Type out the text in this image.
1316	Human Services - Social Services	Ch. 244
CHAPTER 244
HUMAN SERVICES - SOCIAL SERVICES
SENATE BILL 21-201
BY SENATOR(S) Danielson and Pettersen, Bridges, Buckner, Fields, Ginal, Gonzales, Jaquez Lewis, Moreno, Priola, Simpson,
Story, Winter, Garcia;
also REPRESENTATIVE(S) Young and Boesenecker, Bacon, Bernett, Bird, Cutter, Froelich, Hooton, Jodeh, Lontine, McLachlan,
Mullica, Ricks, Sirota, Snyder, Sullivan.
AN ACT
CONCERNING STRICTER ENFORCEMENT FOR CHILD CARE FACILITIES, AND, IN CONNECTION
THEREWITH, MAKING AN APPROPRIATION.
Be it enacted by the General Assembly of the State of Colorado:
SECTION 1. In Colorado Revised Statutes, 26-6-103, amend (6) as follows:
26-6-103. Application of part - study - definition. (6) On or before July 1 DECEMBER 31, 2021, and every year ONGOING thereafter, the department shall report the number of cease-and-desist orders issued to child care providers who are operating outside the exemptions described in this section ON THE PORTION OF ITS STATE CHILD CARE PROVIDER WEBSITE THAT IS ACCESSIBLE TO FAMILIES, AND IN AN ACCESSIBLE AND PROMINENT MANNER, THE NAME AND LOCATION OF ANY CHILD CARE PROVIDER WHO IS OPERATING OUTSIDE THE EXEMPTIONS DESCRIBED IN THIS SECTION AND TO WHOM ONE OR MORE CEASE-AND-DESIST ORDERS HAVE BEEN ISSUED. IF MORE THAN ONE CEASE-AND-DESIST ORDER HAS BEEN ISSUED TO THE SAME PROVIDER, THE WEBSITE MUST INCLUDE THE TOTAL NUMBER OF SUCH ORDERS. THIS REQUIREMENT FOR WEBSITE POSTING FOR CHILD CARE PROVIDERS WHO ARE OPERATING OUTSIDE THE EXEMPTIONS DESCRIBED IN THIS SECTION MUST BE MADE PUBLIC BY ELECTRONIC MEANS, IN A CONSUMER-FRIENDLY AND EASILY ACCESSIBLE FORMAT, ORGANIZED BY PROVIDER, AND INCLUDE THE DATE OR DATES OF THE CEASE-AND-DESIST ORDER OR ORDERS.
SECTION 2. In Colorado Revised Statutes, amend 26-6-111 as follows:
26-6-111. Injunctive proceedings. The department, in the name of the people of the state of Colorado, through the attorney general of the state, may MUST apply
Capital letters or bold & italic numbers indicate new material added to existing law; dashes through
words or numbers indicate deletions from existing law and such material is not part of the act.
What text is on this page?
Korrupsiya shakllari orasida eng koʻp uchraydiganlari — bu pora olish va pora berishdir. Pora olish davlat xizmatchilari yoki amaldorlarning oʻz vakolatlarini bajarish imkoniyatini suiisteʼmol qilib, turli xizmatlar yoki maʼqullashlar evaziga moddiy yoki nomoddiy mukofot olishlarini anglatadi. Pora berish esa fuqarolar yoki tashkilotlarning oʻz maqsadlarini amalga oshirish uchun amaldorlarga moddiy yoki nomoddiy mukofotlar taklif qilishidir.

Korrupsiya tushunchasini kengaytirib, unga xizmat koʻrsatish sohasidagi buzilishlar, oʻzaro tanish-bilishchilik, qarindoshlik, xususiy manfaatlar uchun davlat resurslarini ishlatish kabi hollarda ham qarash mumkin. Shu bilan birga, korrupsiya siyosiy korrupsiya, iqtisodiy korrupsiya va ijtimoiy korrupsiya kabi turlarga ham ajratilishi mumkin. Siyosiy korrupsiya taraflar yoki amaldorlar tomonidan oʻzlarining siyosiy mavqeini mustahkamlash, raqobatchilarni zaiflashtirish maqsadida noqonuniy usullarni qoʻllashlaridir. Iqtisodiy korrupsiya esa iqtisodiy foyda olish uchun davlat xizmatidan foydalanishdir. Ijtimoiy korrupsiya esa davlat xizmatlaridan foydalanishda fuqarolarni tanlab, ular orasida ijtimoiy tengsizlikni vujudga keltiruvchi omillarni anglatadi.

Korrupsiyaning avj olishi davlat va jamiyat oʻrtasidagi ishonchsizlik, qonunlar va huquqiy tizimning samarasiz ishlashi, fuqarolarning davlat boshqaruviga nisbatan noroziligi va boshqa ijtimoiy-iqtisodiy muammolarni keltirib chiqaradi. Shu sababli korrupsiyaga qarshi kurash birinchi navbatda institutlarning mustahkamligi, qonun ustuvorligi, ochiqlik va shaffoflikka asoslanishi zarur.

######

§ **EXERCISE TASK**: Print the material verbatim, all of it.

§ **SOLUTION TO THIS EXERCISE**:
Type out the text in this image.
1316	Human Services - Social Services	Ch. 244
CHAPTER 244
HUMAN SERVICES - SOCIAL SERVICES
SENATE BILL 21-201
BY SENATOR(S) Danielson and Pettersen, Bridges, Buckner, Fields, Ginal, Gonzales, Jaquez Lewis, Moreno, Priola, Simpson,
Story, Winter, Garcia;
also REPRESENTATIVE(S) Young and Boesenecker, Bacon, Bernett, Bird, Cutter, Froelich, Hooton, Jodeh, Lontine, McLachlan,
Mullica, Ricks, Sirota, Snyder, Sullivan.
AN ACT
CONCERNING STRICTER ENFORCEMENT FOR CHILD CARE FACILITIES, AND, IN CONNECTION
THEREWITH, MAKING AN APPROPRIATION.
Be it enacted by the General Assembly of the State of Colorado:
SECTION 1. In Colorado Revised Statutes, 26-6-103, amend (6) as follows:
26-6-103. Application of part - study - definition. (6) On or before July 1 DECEMBER 31, 2021, and every year ONGOING thereafter, the department shall report the number of cease-and-desist orders issued to child care providers who are operating outside the exemptions described in this section ON THE PORTION OF ITS STATE CHILD CARE PROVIDER WEBSITE THAT IS ACCESSIBLE TO FAMILIES, AND IN AN ACCESSIBLE AND PROMINENT MANNER, THE NAME AND LOCATION OF ANY CHILD CARE PROVIDER WHO IS OPERATING OUTSIDE THE EXEMPTIONS DESCRIBED IN THIS SECTION AND TO WHOM ONE OR MORE CEASE-AND-DESIST ORDERS HAVE BEEN ISSUED. IF MORE THAN ONE CEASE-AND-DESIST ORDER HAS BEEN ISSUED TO THE SAME PROVIDER, THE WEBSITE MUST INCLUDE THE TOTAL NUMBER OF SUCH ORDERS. THIS REQUIREMENT FOR WEBSITE POSTING FOR CHILD CARE PROVIDERS WHO ARE OPERATING OUTSIDE THE EXEMPTIONS DESCRIBED IN THIS SECTION MUST BE MADE PUBLIC BY ELECTRONIC MEANS, IN A CONSUMER-FRIENDLY AND EASILY ACCESSIBLE FORMAT, ORGANIZED BY PROVIDER, AND INCLUDE THE DATE OR DATES OF THE CEASE-AND-DESIST ORDER OR ORDERS.
SECTION 2. In Colorado Revised Statutes, amend 26-6-111 as follows:
26-6-111. Injunctive proceedings. The department, in the name of the people of the state of Colorado, through the attorney general of the state, may MUST apply
Capital letters or bold & italic numbers indicate new material added to existing law; dashes through
words or numbers indicate deletions from existing law and such material is not part of the act.
What text is on this page?
Korrupsiya shakllari orasida eng koʻp uchraydiganlari — bu pora olish va pora berishdir. Pora olish davlat xizmatchilari yoki amaldorlarning oʻz vakolatlarini bajarish imkoniyatini suiisteʼmol qilib, turli xizmatlar yoki maʼqullashlar evaziga moddiy yoki nomoddiy mukofot olishlarini anglatadi. Pora berish esa fuqarolar yoki tashkilotlarning oʻz maqsadlarini amalga oshirish uchun amaldorlarga moddiy yoki nomoddiy mukofotlar taklif qilishidir.

Korrupsiya tushunchasini kengaytirib, unga xizmat koʻrsatish sohasidagi buzilishlar, oʻzaro tanish-bilishchilik, qarindoshlik, xususiy manfaatlar uchun davlat resurslarini ishlatish kabi hollarda ham qarash mumkin. Shu bilan birga, korrupsiya siyosiy korrupsiya, iqtisodiy korrupsiya va ijtimoiy korrupsiya kabi turlarga ham ajratilishi mumkin. Siyosiy korrupsiya taraflar yoki amaldorlar tomonidan oʻzlarining siyosiy mavqeini mustahkamlash, raqobatchilarni zaiflashtirish maqsadida noqonuniy usullarni qoʻllashlaridir. Iqtisodiy korrupsiya esa iqtisodiy foyda olish uchun davlat xizmatidan foydalanishdir. Ijtimoiy korrupsiya esa davlat xizmatlaridan foydalanishda fuqarolarni tanlab, ular orasida ijtimoiy tengsizlikni vujudga keltiruvchi omillarni anglatadi.

Korrupsiyaning avj olishi davlat va jamiyat oʻrtasidagi ishonchsizlik, qonunlar va huquqiy tizimning samarasiz ishlashi, fuqarolarning davlat boshqaruviga nisbatan noroziligi va boshqa ijtimoiy-iqtisodiy muammolarni keltirib chiqaradi. Shu sababli korrupsiyaga qarshi kurash birinchi navbatda institutlarning mustahkamligi, qonun ustuvorligi, ochiqlik va shaffoflikka asoslanishi zarur.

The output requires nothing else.